WORK TO BE COMPLETED:
Copy out each line that mentions the word "Latinosa".

THE INPUT:
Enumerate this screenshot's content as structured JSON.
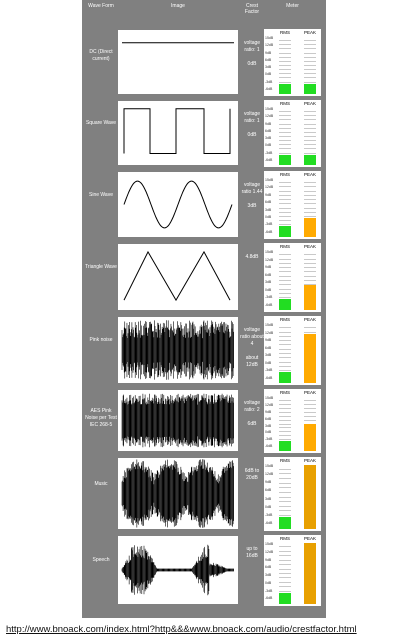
{
  "headers": {
    "wave_form": "Wave Form",
    "image": "Image",
    "crest_factor": "Crest Factor",
    "meter": "Meter"
  },
  "meter_labels": {
    "rms": "RMS",
    "peak": "PEAK",
    "ticks": [
      "15dB",
      "12dB",
      "9dB",
      "6dB",
      "3dB",
      "0dB",
      "-3dB",
      "-6dB"
    ]
  },
  "colors": {
    "panel": "#808080",
    "rms_fill": "#22dd22",
    "peak_fill": "#ffaa00",
    "peak_high_fill": "#e8a000"
  },
  "rows": [
    {
      "name": "DC (Direct current)",
      "crest": "voltage ratio: 1\n\n0dB",
      "wave": "dc",
      "rms_level": 0.18,
      "peak_level": 0.18,
      "peak_color": "rms"
    },
    {
      "name": "Square Wave",
      "crest": "voltage ratio: 1\n\n0dB",
      "wave": "square",
      "rms_level": 0.18,
      "peak_level": 0.18,
      "peak_color": "rms"
    },
    {
      "name": "Sine Wave",
      "crest": "voltage ratio 1.44\n\n3dB",
      "wave": "sine",
      "rms_level": 0.18,
      "peak_level": 0.33,
      "peak_color": "peak"
    },
    {
      "name": "Triangle Wave",
      "crest": "4.8dB",
      "wave": "triangle",
      "rms_level": 0.18,
      "peak_level": 0.41,
      "peak_color": "peak"
    },
    {
      "name": "Pink noise",
      "crest": "voltage ratio about 4\n\nabout 12dB",
      "wave": "pink",
      "rms_level": 0.18,
      "peak_level": 0.82,
      "peak_color": "peak"
    },
    {
      "name": "AES Pink Noise per Test IEC 268-5",
      "crest": "voltage ratio: 2\n\n6dB",
      "wave": "aes",
      "rms_level": 0.18,
      "peak_level": 0.5,
      "peak_color": "peak"
    },
    {
      "name": "Music",
      "crest": "6dB to 20dB",
      "wave": "music",
      "rms_level": 0.18,
      "peak_level": 0.98,
      "peak_color": "peak_high"
    },
    {
      "name": "Speech",
      "crest": "up to 16dB",
      "wave": "speech",
      "rms_level": 0.18,
      "peak_level": 0.98,
      "peak_color": "peak_high"
    }
  ],
  "footer_url": "http://www.bnoack.com/index.html?http&&&www.bnoack.com/audio/crestfactor.html"
}
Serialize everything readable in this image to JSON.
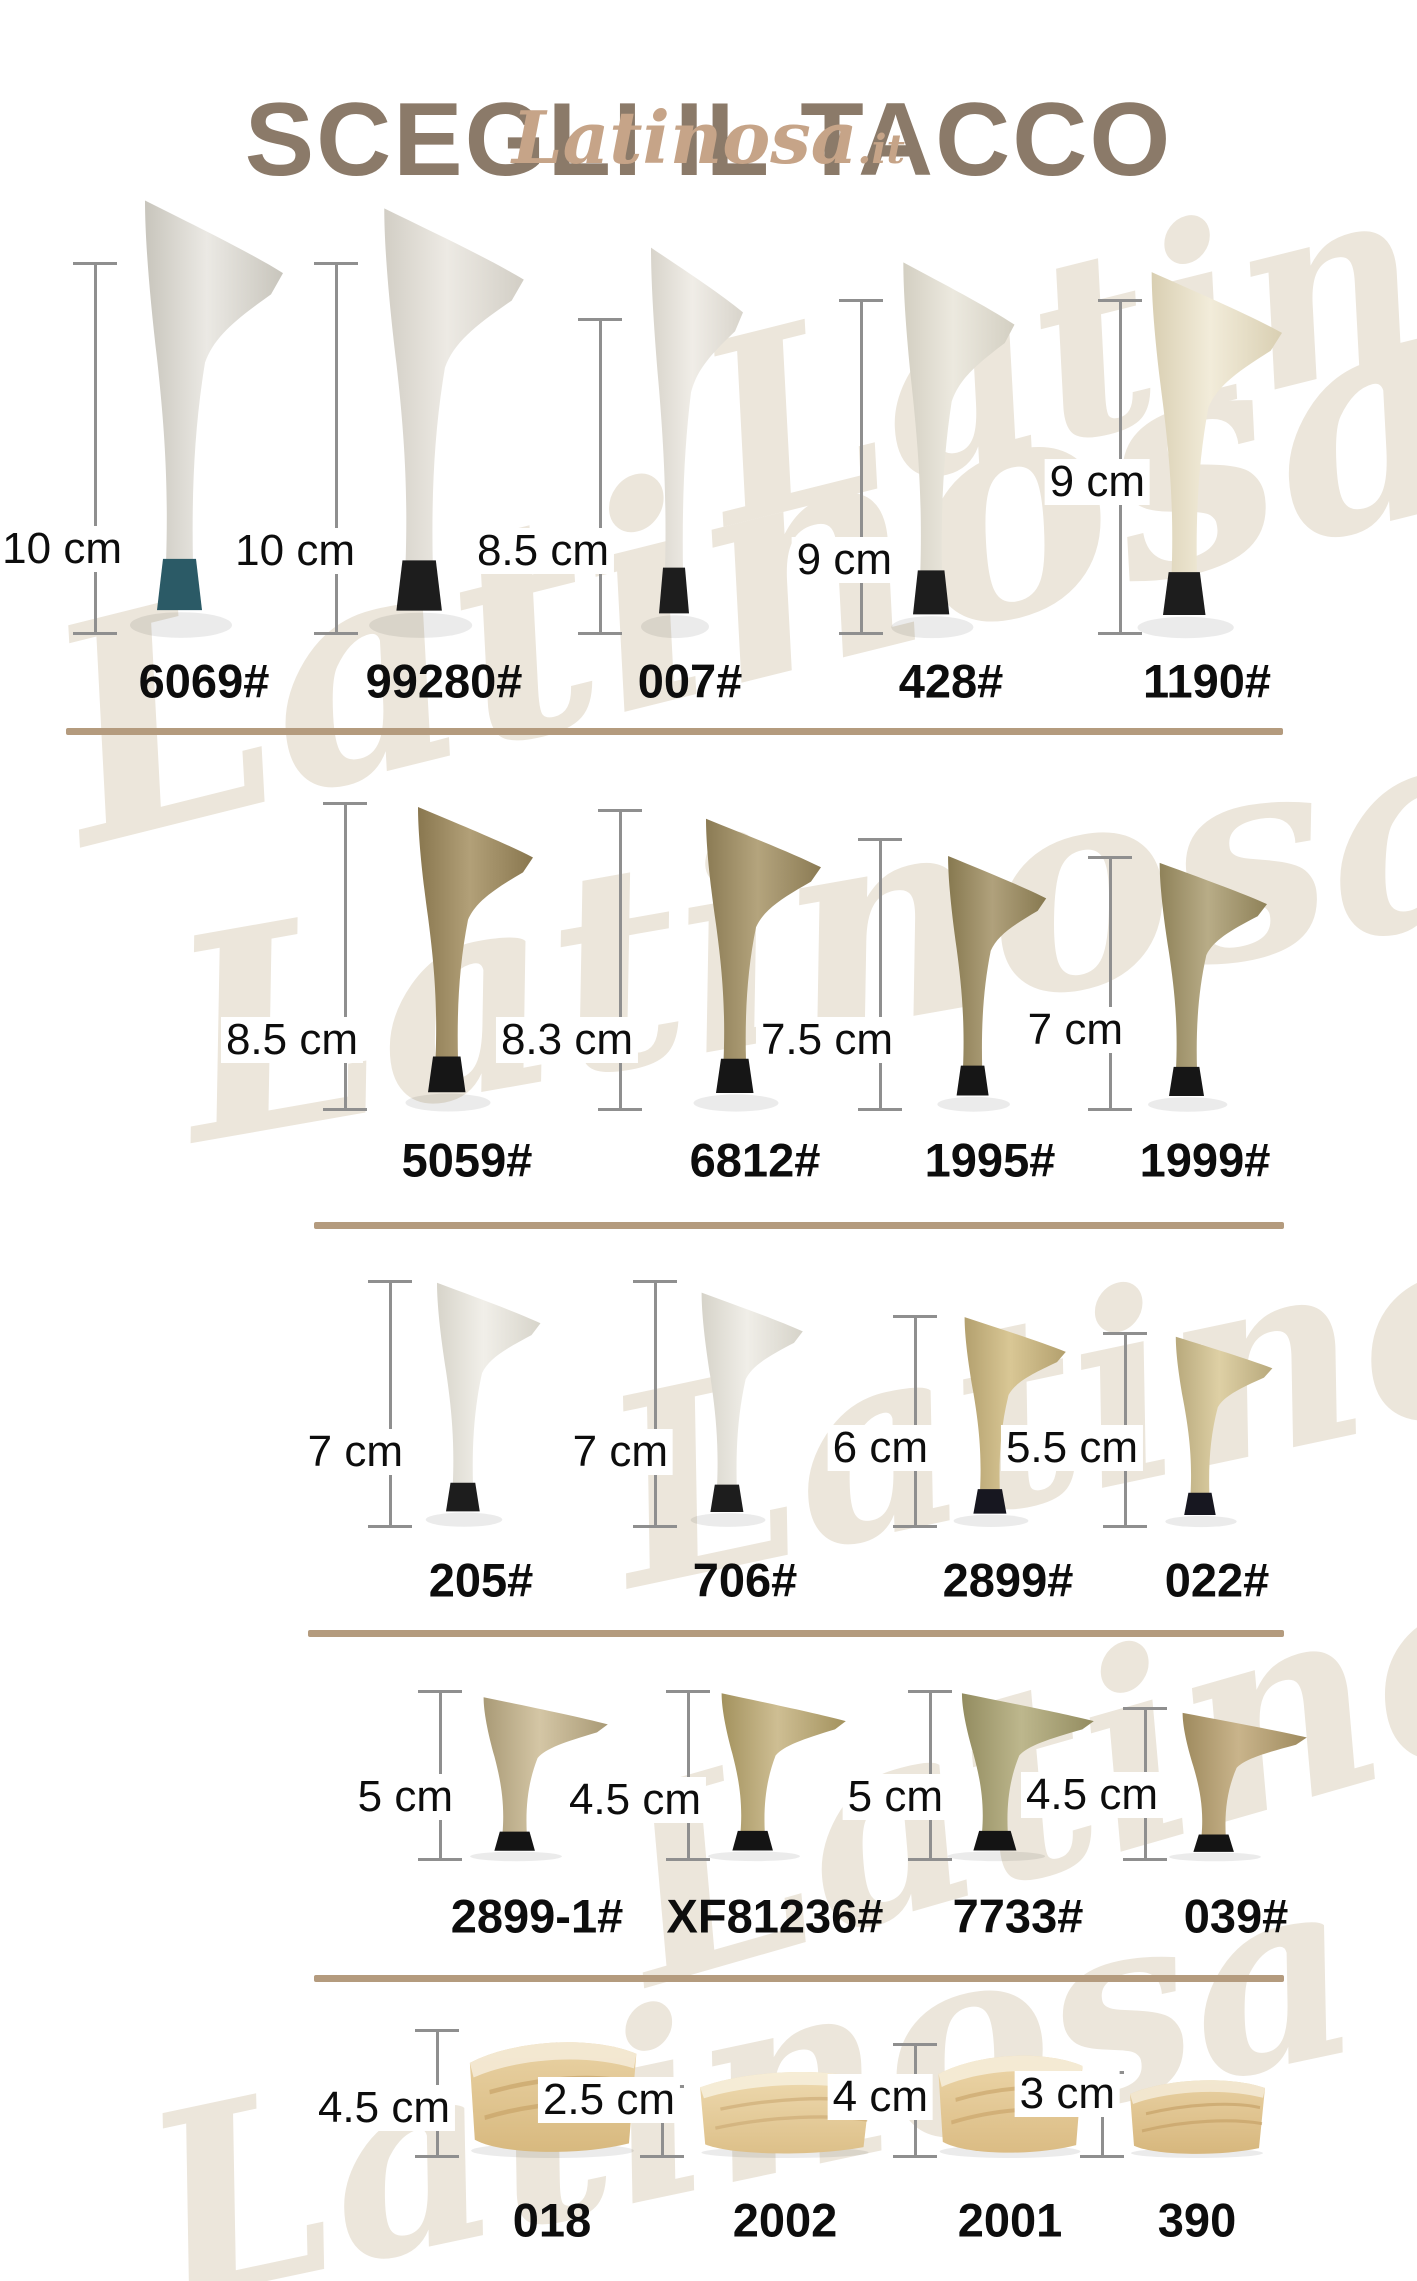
{
  "header": {
    "title": "SCEGLI IL TACCO",
    "title_color": "#8b7a69",
    "brand": "Latinosa",
    "brand_suffix": ".it",
    "brand_color": "#c6a488"
  },
  "watermark_text": "Latinosa",
  "divider_color": "#b49b7e",
  "measure_color": "#8f8f8f",
  "rows": [
    {
      "heels": [
        {
          "model": "6069#",
          "size": "10 cm",
          "shape": "stiletto",
          "body": "#ebe9e4",
          "shade": "#c8c5bc",
          "cap": "#2b5a66"
        },
        {
          "model": "99280#",
          "size": "10 cm",
          "shape": "stiletto",
          "body": "#edeae4",
          "shade": "#d2cec5",
          "cap": "#1d1d1d"
        },
        {
          "model": "007#",
          "size": "8.5 cm",
          "shape": "stiletto",
          "body": "#f0ede7",
          "shade": "#d8d4cb",
          "cap": "#1d1d1d"
        },
        {
          "model": "428#",
          "size": "9 cm",
          "shape": "stiletto",
          "body": "#ece9df",
          "shade": "#d3cfc2",
          "cap": "#1d1d1d"
        },
        {
          "model": "1190#",
          "size": "9 cm",
          "shape": "stiletto",
          "body": "#f2ecda",
          "shade": "#d9cfb2",
          "cap": "#1d1d1d"
        }
      ]
    },
    {
      "heels": [
        {
          "model": "5059#",
          "size": "8.5 cm",
          "shape": "stiletto",
          "body": "#b2a078",
          "shade": "#89774f",
          "cap": "#161616"
        },
        {
          "model": "6812#",
          "size": "8.3 cm",
          "shape": "stiletto",
          "body": "#b4a47d",
          "shade": "#8b7b54",
          "cap": "#161616"
        },
        {
          "model": "1995#",
          "size": "7.5 cm",
          "shape": "stiletto",
          "body": "#b0a17c",
          "shade": "#877950",
          "cap": "#161616"
        },
        {
          "model": "1999#",
          "size": "7 cm",
          "shape": "stiletto",
          "body": "#b8ac87",
          "shade": "#8f8259",
          "cap": "#161616"
        }
      ]
    },
    {
      "heels": [
        {
          "model": "205#",
          "size": "7 cm",
          "shape": "stiletto",
          "body": "#f1efe9",
          "shade": "#d7d4ca",
          "cap": "#1d1d1d"
        },
        {
          "model": "706#",
          "size": "7 cm",
          "shape": "stiletto",
          "body": "#f0eee8",
          "shade": "#d6d3c9",
          "cap": "#1d1d1d"
        },
        {
          "model": "2899#",
          "size": "6 cm",
          "shape": "stiletto",
          "body": "#d9c795",
          "shade": "#b3a06e",
          "cap": "#171720"
        },
        {
          "model": "022#",
          "size": "5.5 cm",
          "shape": "stiletto",
          "body": "#ded0a5",
          "shade": "#b8a97c",
          "cap": "#171720"
        }
      ]
    },
    {
      "heels": [
        {
          "model": "2899-1#",
          "size": "5 cm",
          "shape": "stiletto",
          "body": "#d4c6a5",
          "shade": "#a99a76",
          "cap": "#141414"
        },
        {
          "model": "XF81236#",
          "size": "4.5 cm",
          "shape": "stiletto",
          "body": "#cebe93",
          "shade": "#a3925e",
          "cap": "#141414"
        },
        {
          "model": "7733#",
          "size": "5 cm",
          "shape": "stiletto",
          "body": "#bdb78d",
          "shade": "#938c60",
          "cap": "#141414"
        },
        {
          "model": "039#",
          "size": "4.5 cm",
          "shape": "stiletto",
          "body": "#c9b48b",
          "shade": "#9e8a5e",
          "cap": "#141414"
        }
      ]
    },
    {
      "heels": [
        {
          "model": "018",
          "size": "4.5 cm",
          "shape": "wedge",
          "body": "#e9d2a4",
          "shade": "#d8b97f",
          "topband": "#f4ead6",
          "grain": "#c6a166"
        },
        {
          "model": "2002",
          "size": "2.5 cm",
          "shape": "wedge",
          "body": "#eedab0",
          "shade": "#ddc089",
          "topband": "#f6eeda",
          "grain": "#cdab74"
        },
        {
          "model": "2001",
          "size": "4 cm",
          "shape": "wedge",
          "body": "#ecd6a9",
          "shade": "#dbbc84",
          "topband": "#f5ecd8",
          "grain": "#c9a56a"
        },
        {
          "model": "390",
          "size": "3 cm",
          "shape": "wedge",
          "body": "#e8d0a2",
          "shade": "#d7b77d",
          "topband": "#f3e9d4",
          "grain": "#c5a065"
        }
      ]
    }
  ]
}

CORRECT ANSWER:
    "brand": "Latinosa",
  "watermark_text": "Latinosa",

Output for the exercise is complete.